• **Stated exercise**: Copy all of the material word for word, except for the pictures.

• **Information supplied**:
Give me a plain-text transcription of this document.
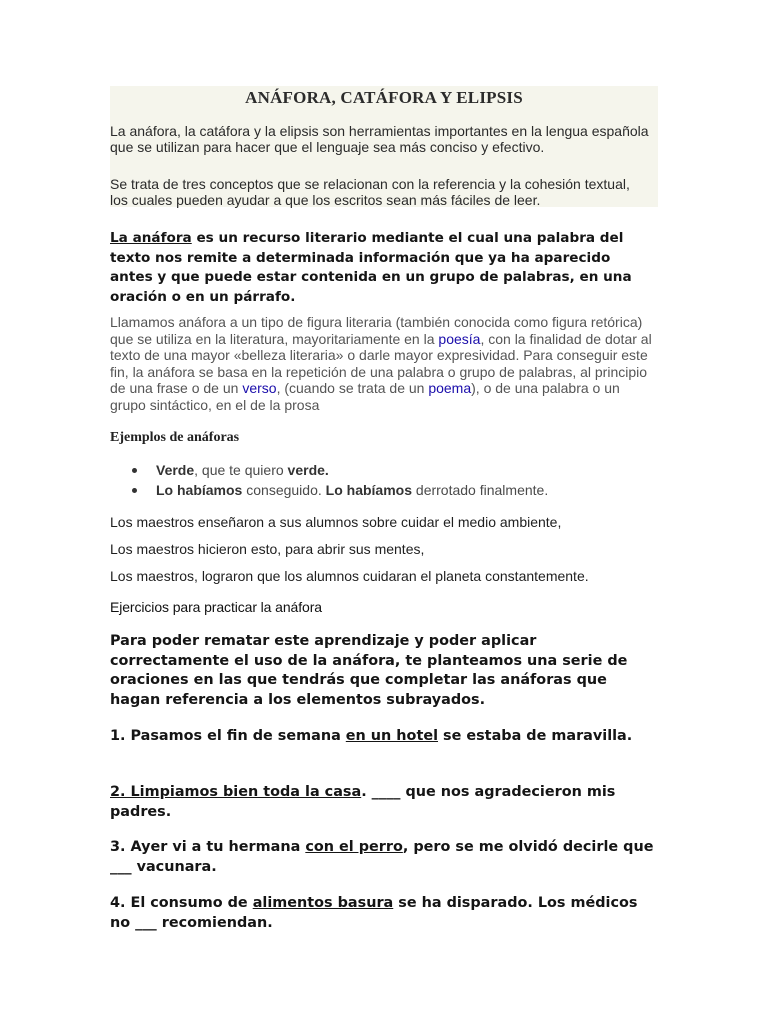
ANÁFORA, CATÁFORA Y ELIPSIS

La anáfora, la catáfora y la elipsis son herramientas importantes en la lengua española que se utilizan para hacer que el lenguaje sea más conciso y efectivo.

Se trata de tres conceptos que se relacionan con la referencia y la cohesión textual, los cuales pueden ayudar a que los escritos sean más fáciles de leer.

La anáfora es un recurso literario mediante el cual una palabra del texto nos remite a determinada información que ya ha aparecido antes y que puede estar contenida en un grupo de palabras, en una oración o en un párrafo.

Llamamos anáfora a un tipo de figura literaria (también conocida como figura retórica) que se utiliza en la literatura, mayoritariamente en la poesía, con la finalidad de dotar al texto de una mayor «belleza literaria» o darle mayor expresividad. Para conseguir este fin, la anáfora se basa en la repetición de una palabra o grupo de palabras, al principio de una frase o de un verso, (cuando se trata de un poema), o de una palabra o un grupo sintáctico, en el de la prosa

Ejemplos de anáforas
Verde, que te quiero verde.
Lo habíamos conseguido. Lo habíamos derrotado finalmente.

Los maestros enseñaron a sus alumnos sobre cuidar el medio ambiente,

Los maestros hicieron esto, para abrir sus mentes,

Los maestros, lograron que los alumnos cuidaran el planeta constantemente.

Ejercicios para practicar la anáfora

Para poder rematar este aprendizaje y poder aplicar correctamente el uso de la anáfora, te planteamos una serie de oraciones en las que tendrás que completar las anáforas que hagan referencia a los elementos subrayados.

1. Pasamos el fin de semana en un hotel se estaba de maravilla.

2. Limpiamos bien toda la casa. ____ que nos agradecieron mis padres.

3. Ayer vi a tu hermana con el perro, pero se me olvidó decirle que ___ vacunara.

4. El consumo de alimentos basura se ha disparado. Los médicos no ___ recomiendan.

• **Finished task**:
Give me a plain-text transcription of this document.
ANÁFORA, CATÁFORA Y ELIPSIS

La anáfora, la catáfora y la elipsis son herramientas importantes en la lengua española que se utilizan para hacer que el lenguaje sea más conciso y efectivo.

Se trata de tres conceptos que se relacionan con la referencia y la cohesión textual, los cuales pueden ayudar a que los escritos sean más fáciles de leer.

La anáfora es un recurso literario mediante el cual una palabra del texto nos remite a determinada información que ya ha aparecido antes y que puede estar contenida en un grupo de palabras, en una oración o en un párrafo.

Llamamos anáfora a un tipo de figura literaria (también conocida como figura retórica) que se utiliza en la literatura, mayoritariamente en la poesía, con la finalidad de dotar al texto de una mayor «belleza literaria» o darle mayor expresividad. Para conseguir este fin, la anáfora se basa en la repetición de una palabra o grupo de palabras, al principio de una frase o de un verso, (cuando se trata de un poema), o de una palabra o un grupo sintáctico, en el de la prosa

Ejemplos de anáforas
Verde, que te quiero verde.
Lo habíamos conseguido. Lo habíamos derrotado finalmente.

Los maestros enseñaron a sus alumnos sobre cuidar el medio ambiente,

Los maestros hicieron esto, para abrir sus mentes,

Los maestros, lograron que los alumnos cuidaran el planeta constantemente.

Ejercicios para practicar la anáfora

Para poder rematar este aprendizaje y poder aplicar correctamente el uso de la anáfora, te planteamos una serie de oraciones en las que tendrás que completar las anáforas que hagan referencia a los elementos subrayados.

1. Pasamos el fin de semana en un hotel se estaba de maravilla.

2. Limpiamos bien toda la casa. ____ que nos agradecieron mis padres.

3. Ayer vi a tu hermana con el perro, pero se me olvidó decirle que ___ vacunara.

4. El consumo de alimentos basura se ha disparado. Los médicos no ___ recomiendan.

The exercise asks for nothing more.